Repeat word for word the stretch of the rvest web-scraping passage from "There is a table" through "my pokedex package.".

> Passage:

—————

Webscraping with rvest and themeing ggplot

Table of Contents


ggplot is the ‘default’ plotting library in R. It’s a very old package now, but has been kept up-to-date and is one of the core ‘tidyverse’ packages. rvest is also a tidyverse package that deals with web scrapping, inspired by equivalents like “beautiful soup”.

There is a table of hex colour codes used by Bulbapedia for each pokemon type. I’d like top be able to use this for plots made with my pokedex package.

Webscraping with rvest

Get the data

read_html("https://bulbapedia.bulbagarden.net/wiki/Category:Type_color_templates") %>% 
  html_nodes(".wikitable") %>%
  .[[1]] %>% 
  html_table() -> pokemon_colour_table

This very simple pipe goes to the url and detects all html nodes with a class of "wikitable" and puts them in a list. It then takes the first element (of one in this case), converts it into a table, and assigns it to a variable pokemon_colour_table

Clean the data

pokemon_colour_table %>%
  janitor::clean_names() %>%
  slice(1:75) %>%
  select(-video_game_types_3) %>%
  rename(type_full = video_game_types, colour = video_game_types_2) %>%
  filter(type_full != "") %>%
    type = tolower(str_trim(str_remove_all(type_full, "color|light|dark|\\:"))),
    colour_var = case_when(
      str_detect(type_full, "light") ~ "light",
      str_detect(type_full, "dark") ~ "dark"

—————

> Extracted data entries:

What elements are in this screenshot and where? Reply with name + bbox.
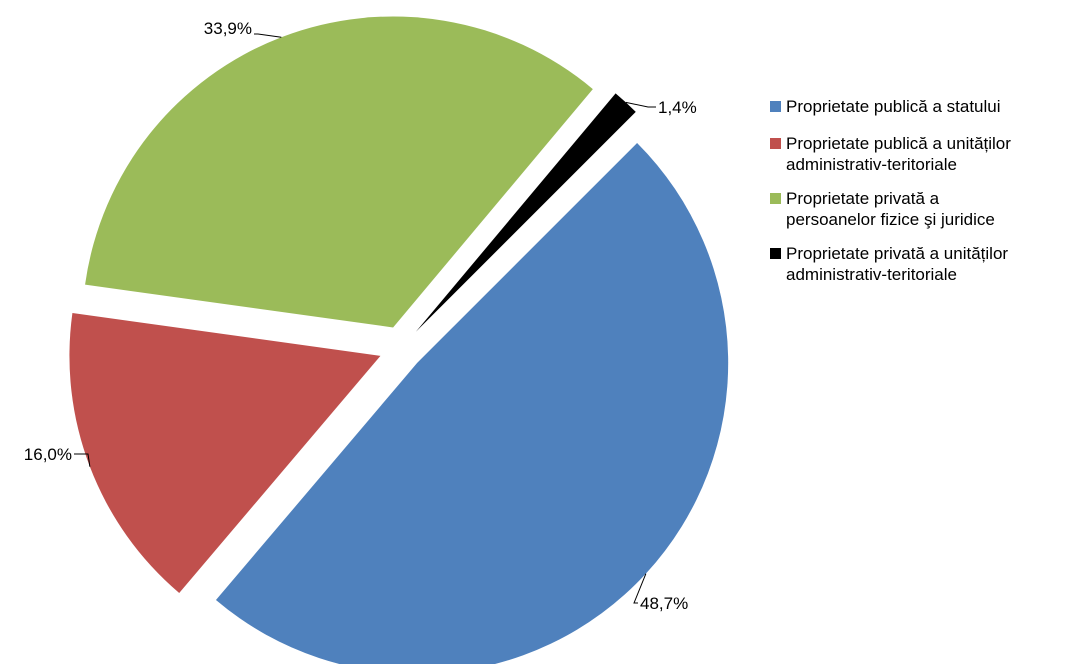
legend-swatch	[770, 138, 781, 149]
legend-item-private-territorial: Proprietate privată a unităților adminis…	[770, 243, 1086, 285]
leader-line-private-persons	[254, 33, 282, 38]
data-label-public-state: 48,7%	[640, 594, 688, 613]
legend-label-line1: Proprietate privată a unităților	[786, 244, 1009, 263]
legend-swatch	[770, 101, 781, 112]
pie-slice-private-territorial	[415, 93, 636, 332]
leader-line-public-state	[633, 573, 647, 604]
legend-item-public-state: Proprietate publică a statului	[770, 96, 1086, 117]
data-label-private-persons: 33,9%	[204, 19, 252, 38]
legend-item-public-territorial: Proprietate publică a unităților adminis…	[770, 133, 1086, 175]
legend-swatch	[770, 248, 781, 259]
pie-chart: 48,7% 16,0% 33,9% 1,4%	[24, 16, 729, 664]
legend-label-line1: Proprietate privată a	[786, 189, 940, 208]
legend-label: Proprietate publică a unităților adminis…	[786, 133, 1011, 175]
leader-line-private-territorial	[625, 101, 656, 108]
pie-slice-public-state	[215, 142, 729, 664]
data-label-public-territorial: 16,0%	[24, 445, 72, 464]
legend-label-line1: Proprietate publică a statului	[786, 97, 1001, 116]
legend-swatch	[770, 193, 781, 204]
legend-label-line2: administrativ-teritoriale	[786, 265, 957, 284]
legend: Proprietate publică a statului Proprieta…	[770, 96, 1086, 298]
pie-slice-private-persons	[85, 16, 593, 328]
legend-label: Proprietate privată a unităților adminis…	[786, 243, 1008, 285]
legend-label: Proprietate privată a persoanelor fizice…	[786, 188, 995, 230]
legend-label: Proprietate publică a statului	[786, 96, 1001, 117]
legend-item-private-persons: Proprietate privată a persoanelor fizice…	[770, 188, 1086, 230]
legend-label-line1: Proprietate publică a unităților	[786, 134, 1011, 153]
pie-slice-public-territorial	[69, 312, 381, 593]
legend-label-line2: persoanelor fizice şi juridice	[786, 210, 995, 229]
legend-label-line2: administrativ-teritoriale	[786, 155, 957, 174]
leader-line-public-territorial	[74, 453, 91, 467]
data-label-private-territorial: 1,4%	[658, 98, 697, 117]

—————

> Answer in full:
There is a table of hex colour codes used by Bulbapedia for each pokemon type. I’d like top be able to use this for plots made with my pokedex package.